■ **REQUEST**: Repeat all entries exactly.

Collected data

+++++

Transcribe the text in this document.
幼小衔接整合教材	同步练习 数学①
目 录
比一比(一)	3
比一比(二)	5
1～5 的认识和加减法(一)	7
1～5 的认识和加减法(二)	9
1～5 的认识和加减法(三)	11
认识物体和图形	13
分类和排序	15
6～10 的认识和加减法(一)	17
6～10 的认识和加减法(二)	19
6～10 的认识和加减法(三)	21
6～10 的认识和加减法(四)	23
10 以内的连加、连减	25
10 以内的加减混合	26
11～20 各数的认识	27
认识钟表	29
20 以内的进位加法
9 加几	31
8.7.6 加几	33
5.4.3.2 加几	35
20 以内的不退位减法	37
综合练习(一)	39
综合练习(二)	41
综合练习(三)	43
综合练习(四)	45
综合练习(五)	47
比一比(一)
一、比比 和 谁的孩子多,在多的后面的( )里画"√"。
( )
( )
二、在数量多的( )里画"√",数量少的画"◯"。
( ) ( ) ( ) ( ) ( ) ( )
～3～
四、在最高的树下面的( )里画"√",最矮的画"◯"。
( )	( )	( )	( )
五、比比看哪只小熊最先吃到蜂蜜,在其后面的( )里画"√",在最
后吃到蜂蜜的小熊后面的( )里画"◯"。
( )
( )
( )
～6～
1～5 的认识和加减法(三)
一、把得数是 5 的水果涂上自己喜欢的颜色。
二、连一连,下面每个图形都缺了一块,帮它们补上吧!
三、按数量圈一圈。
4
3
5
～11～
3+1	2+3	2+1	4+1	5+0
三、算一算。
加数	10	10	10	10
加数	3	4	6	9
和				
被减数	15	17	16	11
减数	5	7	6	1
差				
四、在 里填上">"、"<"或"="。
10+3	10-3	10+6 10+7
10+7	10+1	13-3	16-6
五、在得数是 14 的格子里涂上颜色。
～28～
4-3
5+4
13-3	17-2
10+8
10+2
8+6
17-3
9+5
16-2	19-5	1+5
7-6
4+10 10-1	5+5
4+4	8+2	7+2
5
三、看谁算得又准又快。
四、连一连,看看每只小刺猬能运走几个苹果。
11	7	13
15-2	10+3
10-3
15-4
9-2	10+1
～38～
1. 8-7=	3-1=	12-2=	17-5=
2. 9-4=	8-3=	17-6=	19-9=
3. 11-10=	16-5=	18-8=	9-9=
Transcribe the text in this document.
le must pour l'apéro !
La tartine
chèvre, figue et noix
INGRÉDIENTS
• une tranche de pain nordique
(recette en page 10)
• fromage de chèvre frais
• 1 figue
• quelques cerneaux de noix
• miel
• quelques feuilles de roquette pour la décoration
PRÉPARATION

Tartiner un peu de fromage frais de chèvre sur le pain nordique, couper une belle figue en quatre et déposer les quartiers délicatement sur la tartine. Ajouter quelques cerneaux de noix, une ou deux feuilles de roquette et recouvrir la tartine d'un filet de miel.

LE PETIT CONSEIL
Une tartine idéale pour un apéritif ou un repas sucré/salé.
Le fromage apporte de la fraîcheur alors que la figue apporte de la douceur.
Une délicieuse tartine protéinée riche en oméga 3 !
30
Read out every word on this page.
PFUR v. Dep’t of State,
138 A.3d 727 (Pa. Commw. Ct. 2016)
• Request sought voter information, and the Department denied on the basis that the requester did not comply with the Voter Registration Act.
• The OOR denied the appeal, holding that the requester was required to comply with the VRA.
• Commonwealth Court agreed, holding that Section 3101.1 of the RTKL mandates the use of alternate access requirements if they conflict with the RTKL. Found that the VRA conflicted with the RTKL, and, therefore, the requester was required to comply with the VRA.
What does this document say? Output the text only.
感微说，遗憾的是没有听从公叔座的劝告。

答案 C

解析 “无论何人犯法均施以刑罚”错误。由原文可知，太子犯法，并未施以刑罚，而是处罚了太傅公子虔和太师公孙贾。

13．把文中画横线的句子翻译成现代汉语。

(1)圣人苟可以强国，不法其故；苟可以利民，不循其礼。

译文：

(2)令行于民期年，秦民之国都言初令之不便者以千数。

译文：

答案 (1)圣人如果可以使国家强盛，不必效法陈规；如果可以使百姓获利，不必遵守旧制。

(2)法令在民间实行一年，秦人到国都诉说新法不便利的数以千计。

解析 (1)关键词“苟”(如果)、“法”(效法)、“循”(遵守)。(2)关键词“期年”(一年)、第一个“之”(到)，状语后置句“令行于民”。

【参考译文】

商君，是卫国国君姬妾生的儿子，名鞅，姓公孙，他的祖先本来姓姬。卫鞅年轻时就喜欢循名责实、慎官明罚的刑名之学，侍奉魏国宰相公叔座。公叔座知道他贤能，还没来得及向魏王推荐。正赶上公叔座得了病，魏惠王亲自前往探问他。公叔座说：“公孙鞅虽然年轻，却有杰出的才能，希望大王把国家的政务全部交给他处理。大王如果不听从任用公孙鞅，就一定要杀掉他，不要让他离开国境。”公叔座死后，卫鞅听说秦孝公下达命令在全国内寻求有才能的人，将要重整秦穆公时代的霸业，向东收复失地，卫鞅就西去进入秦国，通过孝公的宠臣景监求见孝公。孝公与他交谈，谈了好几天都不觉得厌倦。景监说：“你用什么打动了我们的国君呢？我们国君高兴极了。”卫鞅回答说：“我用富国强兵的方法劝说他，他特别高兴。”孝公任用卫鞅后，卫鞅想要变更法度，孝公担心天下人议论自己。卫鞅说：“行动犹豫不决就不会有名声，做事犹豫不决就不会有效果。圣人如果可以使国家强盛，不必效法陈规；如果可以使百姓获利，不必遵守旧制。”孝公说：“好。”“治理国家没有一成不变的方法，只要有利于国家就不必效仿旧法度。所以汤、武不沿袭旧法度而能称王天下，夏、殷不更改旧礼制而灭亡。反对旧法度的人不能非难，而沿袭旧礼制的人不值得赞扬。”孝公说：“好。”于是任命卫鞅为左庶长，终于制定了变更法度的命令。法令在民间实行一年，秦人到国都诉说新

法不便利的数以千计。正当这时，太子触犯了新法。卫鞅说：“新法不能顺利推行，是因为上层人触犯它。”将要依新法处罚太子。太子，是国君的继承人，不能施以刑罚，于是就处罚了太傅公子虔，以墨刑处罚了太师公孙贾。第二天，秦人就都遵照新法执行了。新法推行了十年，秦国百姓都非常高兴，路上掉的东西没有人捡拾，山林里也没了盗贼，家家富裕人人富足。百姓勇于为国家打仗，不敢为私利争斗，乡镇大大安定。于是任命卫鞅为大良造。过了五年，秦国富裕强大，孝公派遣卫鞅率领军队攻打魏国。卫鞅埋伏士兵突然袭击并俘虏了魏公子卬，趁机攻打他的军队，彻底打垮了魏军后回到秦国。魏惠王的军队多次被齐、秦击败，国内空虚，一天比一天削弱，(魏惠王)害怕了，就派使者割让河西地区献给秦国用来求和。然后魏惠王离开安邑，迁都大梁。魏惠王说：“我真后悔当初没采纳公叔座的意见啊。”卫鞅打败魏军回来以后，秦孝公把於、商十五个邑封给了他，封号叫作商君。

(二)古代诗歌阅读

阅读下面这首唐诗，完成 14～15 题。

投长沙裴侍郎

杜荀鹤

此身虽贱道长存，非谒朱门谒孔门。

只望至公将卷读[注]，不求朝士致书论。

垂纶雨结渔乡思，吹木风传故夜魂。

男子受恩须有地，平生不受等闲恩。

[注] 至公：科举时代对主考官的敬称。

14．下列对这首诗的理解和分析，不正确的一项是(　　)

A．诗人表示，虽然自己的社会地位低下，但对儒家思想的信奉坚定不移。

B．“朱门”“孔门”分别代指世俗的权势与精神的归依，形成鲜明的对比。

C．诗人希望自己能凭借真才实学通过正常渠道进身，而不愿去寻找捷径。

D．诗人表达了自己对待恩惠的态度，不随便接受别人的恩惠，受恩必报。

+++++

■ **OUTPUT OF THE EXERCISE**:
Transcribe the text in this document.
幼小衔接整合教材	同步练习 数学①
目 录
比一比(一)	3
比一比(二)	5
1～5 的认识和加减法(一)	7
1～5 的认识和加减法(二)	9
1～5 的认识和加减法(三)	11
认识物体和图形	13
分类和排序	15
6～10 的认识和加减法(一)	17
6～10 的认识和加减法(二)	19
6～10 的认识和加减法(三)	21
6～10 的认识和加减法(四)	23
10 以内的连加、连减	25
10 以内的加减混合	26
11～20 各数的认识	27
认识钟表	29
20 以内的进位加法
9 加几	31
8.7.6 加几	33
5.4.3.2 加几	35
20 以内的不退位减法	37
综合练习(一)	39
综合练习(二)	41
综合练习(三)	43
综合练习(四)	45
综合练习(五)	47
比一比(一)
一、比比 和 谁的孩子多,在多的后面的( )里画"√"。
( )
( )
二、在数量多的( )里画"√",数量少的画"◯"。
( ) ( ) ( ) ( ) ( ) ( )
～3～
四、在最高的树下面的( )里画"√",最矮的画"◯"。
( )	( )	( )	( )
五、比比看哪只小熊最先吃到蜂蜜,在其后面的( )里画"√",在最
后吃到蜂蜜的小熊后面的( )里画"◯"。
( )
( )
( )
～6～
1～5 的认识和加减法(三)
一、把得数是 5 的水果涂上自己喜欢的颜色。
二、连一连,下面每个图形都缺了一块,帮它们补上吧!
三、按数量圈一圈。
4
3
5
～11～
3+1	2+3	2+1	4+1	5+0
三、算一算。
加数	10	10	10	10
加数	3	4	6	9
和				
被减数	15	17	16	11
减数	5	7	6	1
差				
四、在 里填上">"、"<"或"="。
10+3	10-3	10+6 10+7
10+7	10+1	13-3	16-6
五、在得数是 14 的格子里涂上颜色。
～28～
4-3
5+4
13-3	17-2
10+8
10+2
8+6
17-3
9+5
16-2	19-5	1+5
7-6
4+10 10-1	5+5
4+4	8+2	7+2
5
三、看谁算得又准又快。
四、连一连,看看每只小刺猬能运走几个苹果。
11	7	13
15-2	10+3
10-3
15-4
9-2	10+1
～38～
1. 8-7=	3-1=	12-2=	17-5=
2. 9-4=	8-3=	17-6=	19-9=
3. 11-10=	16-5=	18-8=	9-9=
Transcribe the text in this document.
le must pour l'apéro !
La tartine
chèvre, figue et noix
INGRÉDIENTS
• une tranche de pain nordique
(recette en page 10)
• fromage de chèvre frais
• 1 figue
• quelques cerneaux de noix
• miel
• quelques feuilles de roquette pour la décoration
PRÉPARATION

Tartiner un peu de fromage frais de chèvre sur le pain nordique, couper une belle figue en quatre et déposer les quartiers délicatement sur la tartine. Ajouter quelques cerneaux de noix, une ou deux feuilles de roquette et recouvrir la tartine d'un filet de miel.

LE PETIT CONSEIL
Une tartine idéale pour un apéritif ou un repas sucré/salé.
Le fromage apporte de la fraîcheur alors que la figue apporte de la douceur.
Une délicieuse tartine protéinée riche en oméga 3 !
30
Read out every word on this page.
PFUR v. Dep’t of State,
138 A.3d 727 (Pa. Commw. Ct. 2016)
• Request sought voter information, and the Department denied on the basis that the requester did not comply with the Voter Registration Act.
• The OOR denied the appeal, holding that the requester was required to comply with the VRA.
• Commonwealth Court agreed, holding that Section 3101.1 of the RTKL mandates the use of alternate access requirements if they conflict with the RTKL. Found that the VRA conflicted with the RTKL, and, therefore, the requester was required to comply with the VRA.
What does this document say? Output the text only.
感微说，遗憾的是没有听从公叔座的劝告。

答案 C

解析 “无论何人犯法均施以刑罚”错误。由原文可知，太子犯法，并未施以刑罚，而是处罚了太傅公子虔和太师公孙贾。

13．把文中画横线的句子翻译成现代汉语。

(1)圣人苟可以强国，不法其故；苟可以利民，不循其礼。

译文：

(2)令行于民期年，秦民之国都言初令之不便者以千数。

译文：

答案 (1)圣人如果可以使国家强盛，不必效法陈规；如果可以使百姓获利，不必遵守旧制。

(2)法令在民间实行一年，秦人到国都诉说新法不便利的数以千计。

解析 (1)关键词“苟”(如果)、“法”(效法)、“循”(遵守)。(2)关键词“期年”(一年)、第一个“之”(到)，状语后置句“令行于民”。

【参考译文】

商君，是卫国国君姬妾生的儿子，名鞅，姓公孙，他的祖先本来姓姬。卫鞅年轻时就喜欢循名责实、慎官明罚的刑名之学，侍奉魏国宰相公叔座。公叔座知道他贤能，还没来得及向魏王推荐。正赶上公叔座得了病，魏惠王亲自前往探问他。公叔座说：“公孙鞅虽然年轻，却有杰出的才能，希望大王把国家的政务全部交给他处理。大王如果不听从任用公孙鞅，就一定要杀掉他，不要让他离开国境。”公叔座死后，卫鞅听说秦孝公下达命令在全国内寻求有才能的人，将要重整秦穆公时代的霸业，向东收复失地，卫鞅就西去进入秦国，通过孝公的宠臣景监求见孝公。孝公与他交谈，谈了好几天都不觉得厌倦。景监说：“你用什么打动了我们的国君呢？我们国君高兴极了。”卫鞅回答说：“我用富国强兵的方法劝说他，他特别高兴。”孝公任用卫鞅后，卫鞅想要变更法度，孝公担心天下人议论自己。卫鞅说：“行动犹豫不决就不会有名声，做事犹豫不决就不会有效果。圣人如果可以使国家强盛，不必效法陈规；如果可以使百姓获利，不必遵守旧制。”孝公说：“好。”“治理国家没有一成不变的方法，只要有利于国家就不必效仿旧法度。所以汤、武不沿袭旧法度而能称王天下，夏、殷不更改旧礼制而灭亡。反对旧法度的人不能非难，而沿袭旧礼制的人不值得赞扬。”孝公说：“好。”于是任命卫鞅为左庶长，终于制定了变更法度的命令。法令在民间实行一年，秦人到国都诉说新

法不便利的数以千计。正当这时，太子触犯了新法。卫鞅说：“新法不能顺利推行，是因为上层人触犯它。”将要依新法处罚太子。太子，是国君的继承人，不能施以刑罚，于是就处罚了太傅公子虔，以墨刑处罚了太师公孙贾。第二天，秦人就都遵照新法执行了。新法推行了十年，秦国百姓都非常高兴，路上掉的东西没有人捡拾，山林里也没了盗贼，家家富裕人人富足。百姓勇于为国家打仗，不敢为私利争斗，乡镇大大安定。于是任命卫鞅为大良造。过了五年，秦国富裕强大，孝公派遣卫鞅率领军队攻打魏国。卫鞅埋伏士兵突然袭击并俘虏了魏公子卬，趁机攻打他的军队，彻底打垮了魏军后回到秦国。魏惠王的军队多次被齐、秦击败，国内空虚，一天比一天削弱，(魏惠王)害怕了，就派使者割让河西地区献给秦国用来求和。然后魏惠王离开安邑，迁都大梁。魏惠王说：“我真后悔当初没采纳公叔座的意见啊。”卫鞅打败魏军回来以后，秦孝公把於、商十五个邑封给了他，封号叫作商君。

(二)古代诗歌阅读

阅读下面这首唐诗，完成 14～15 题。

投长沙裴侍郎

杜荀鹤

此身虽贱道长存，非谒朱门谒孔门。

只望至公将卷读[注]，不求朝士致书论。

垂纶雨结渔乡思，吹木风传故夜魂。

男子受恩须有地，平生不受等闲恩。

[注] 至公：科举时代对主考官的敬称。

14．下列对这首诗的理解和分析，不正确的一项是(　　)

A．诗人表示，虽然自己的社会地位低下，但对儒家思想的信奉坚定不移。

B．“朱门”“孔门”分别代指世俗的权势与精神的归依，形成鲜明的对比。

C．诗人希望自己能凭借真才实学通过正常渠道进身，而不愿去寻找捷径。

D．诗人表达了自己对待恩惠的态度，不随便接受别人的恩惠，受恩必报。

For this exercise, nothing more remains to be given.